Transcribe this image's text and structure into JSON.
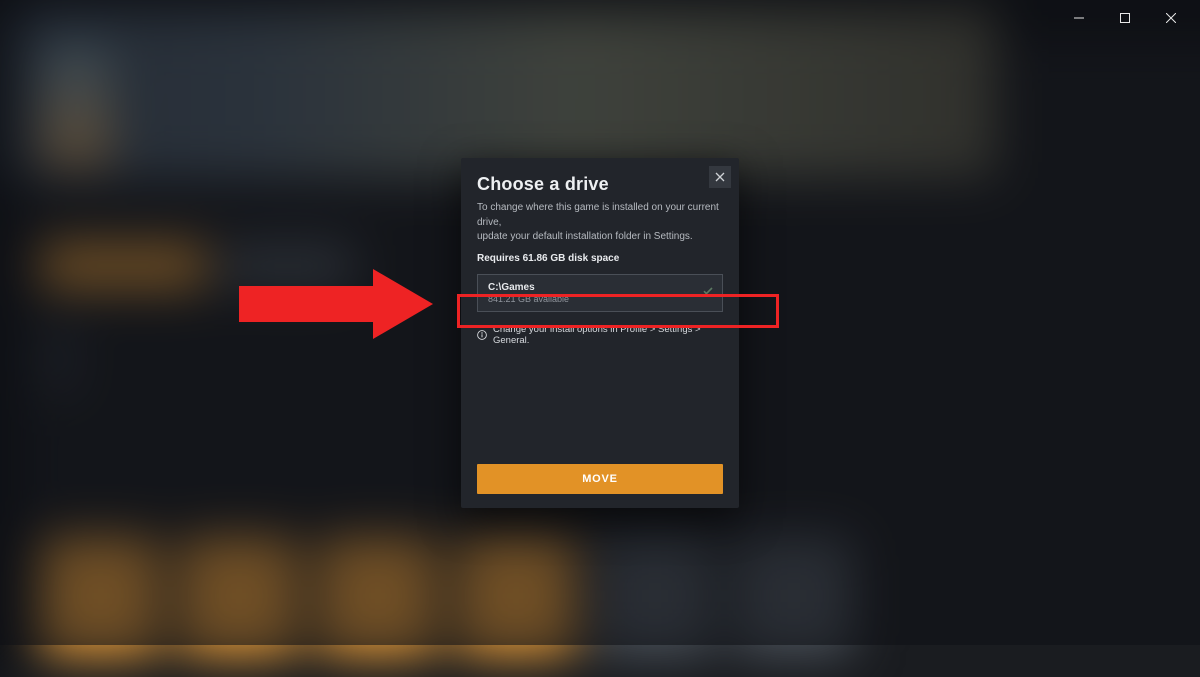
{
  "modal": {
    "title": "Choose a drive",
    "description_line1": "To change where this game is installed on your current drive,",
    "description_line2": "update your default installation folder in Settings.",
    "requires": "Requires 61.86 GB disk space",
    "drive": {
      "path": "C:\\Games",
      "available": "841.21 GB available"
    },
    "info": "Change your install options in Profile > Settings > General.",
    "action": "MOVE"
  },
  "window_buttons": {
    "minimize": "minimize",
    "maximize": "maximize",
    "close": "close"
  }
}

Stated goal:
Except for the pictures, reproduce every line exactly.

Answer for this exercise:
Transcribe this image's text and structure into JSON.
{
  "modal": {
    "title": "Choose a drive",
    "description_line1": "To change where this game is installed on your current drive,",
    "description_line2": "update your default installation folder in Settings.",
    "requires": "Requires 61.86 GB disk space",
    "drive": {
      "path": "C:\\Games",
      "available": "841.21 GB available"
    },
    "info": "Change your install options in Profile > Settings > General.",
    "action": "MOVE"
  },
  "window_buttons": {
    "minimize": "minimize",
    "maximize": "maximize",
    "close": "close"
  }
}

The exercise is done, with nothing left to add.